▶ [YOUR INSTRUCTIONS] Where a line of the material contains the string "ylabel", copy that line.

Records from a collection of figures
-*-*-

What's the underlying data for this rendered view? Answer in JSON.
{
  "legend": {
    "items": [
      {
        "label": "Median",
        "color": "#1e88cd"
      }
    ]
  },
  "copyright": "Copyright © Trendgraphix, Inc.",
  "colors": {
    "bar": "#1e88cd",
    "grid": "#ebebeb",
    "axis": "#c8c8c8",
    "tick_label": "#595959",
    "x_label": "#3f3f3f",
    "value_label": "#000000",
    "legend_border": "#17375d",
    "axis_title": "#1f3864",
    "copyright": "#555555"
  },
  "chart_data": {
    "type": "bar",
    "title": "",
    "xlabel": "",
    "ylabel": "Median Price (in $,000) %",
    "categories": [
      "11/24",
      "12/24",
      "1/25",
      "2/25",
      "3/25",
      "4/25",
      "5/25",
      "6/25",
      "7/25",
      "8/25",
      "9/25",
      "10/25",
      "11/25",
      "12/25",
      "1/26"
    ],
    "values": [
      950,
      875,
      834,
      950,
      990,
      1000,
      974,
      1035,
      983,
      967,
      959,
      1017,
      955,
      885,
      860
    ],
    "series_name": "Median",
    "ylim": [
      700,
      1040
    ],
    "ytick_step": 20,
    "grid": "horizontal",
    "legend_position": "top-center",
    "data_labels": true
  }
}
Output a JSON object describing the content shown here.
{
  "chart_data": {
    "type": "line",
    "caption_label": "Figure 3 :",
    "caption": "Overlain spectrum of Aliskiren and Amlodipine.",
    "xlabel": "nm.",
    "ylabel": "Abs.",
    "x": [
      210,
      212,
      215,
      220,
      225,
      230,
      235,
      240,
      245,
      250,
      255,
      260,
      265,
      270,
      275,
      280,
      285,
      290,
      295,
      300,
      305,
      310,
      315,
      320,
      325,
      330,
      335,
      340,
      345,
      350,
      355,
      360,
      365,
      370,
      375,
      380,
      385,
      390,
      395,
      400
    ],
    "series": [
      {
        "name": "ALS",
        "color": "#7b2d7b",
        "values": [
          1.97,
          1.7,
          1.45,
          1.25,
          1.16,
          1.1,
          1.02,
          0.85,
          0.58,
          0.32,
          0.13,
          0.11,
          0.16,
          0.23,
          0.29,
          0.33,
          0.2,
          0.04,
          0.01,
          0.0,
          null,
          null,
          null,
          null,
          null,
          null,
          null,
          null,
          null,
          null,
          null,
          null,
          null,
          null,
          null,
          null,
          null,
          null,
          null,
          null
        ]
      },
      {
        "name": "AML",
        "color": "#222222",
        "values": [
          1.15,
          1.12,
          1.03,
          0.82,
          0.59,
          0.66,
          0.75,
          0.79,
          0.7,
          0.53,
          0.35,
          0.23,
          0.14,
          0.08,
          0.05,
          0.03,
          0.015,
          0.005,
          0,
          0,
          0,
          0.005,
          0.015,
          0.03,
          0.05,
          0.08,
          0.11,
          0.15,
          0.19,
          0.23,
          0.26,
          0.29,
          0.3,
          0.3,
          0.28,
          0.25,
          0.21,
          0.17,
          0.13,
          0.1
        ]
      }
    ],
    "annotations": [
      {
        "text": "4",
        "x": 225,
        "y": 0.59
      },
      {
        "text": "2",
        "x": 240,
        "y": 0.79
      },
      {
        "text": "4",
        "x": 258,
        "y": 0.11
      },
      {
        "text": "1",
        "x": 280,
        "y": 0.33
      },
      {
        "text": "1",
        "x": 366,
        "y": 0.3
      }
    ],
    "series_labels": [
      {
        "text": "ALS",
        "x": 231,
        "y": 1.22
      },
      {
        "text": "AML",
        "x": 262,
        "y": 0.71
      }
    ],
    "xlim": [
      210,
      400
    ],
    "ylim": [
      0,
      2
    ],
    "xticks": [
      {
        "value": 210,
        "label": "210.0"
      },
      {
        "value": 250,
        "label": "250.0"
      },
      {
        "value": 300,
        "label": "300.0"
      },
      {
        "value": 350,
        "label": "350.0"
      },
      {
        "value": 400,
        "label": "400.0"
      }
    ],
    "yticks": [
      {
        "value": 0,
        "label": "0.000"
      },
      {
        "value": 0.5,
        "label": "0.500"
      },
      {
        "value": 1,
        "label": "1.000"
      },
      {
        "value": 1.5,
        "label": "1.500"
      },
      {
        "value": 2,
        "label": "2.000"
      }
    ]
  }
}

-*-*-

▶ [OUTPUT OF THE TASK]
    "ylabel": "Median Price (in $,000) %",
    "ylabel": "Abs.",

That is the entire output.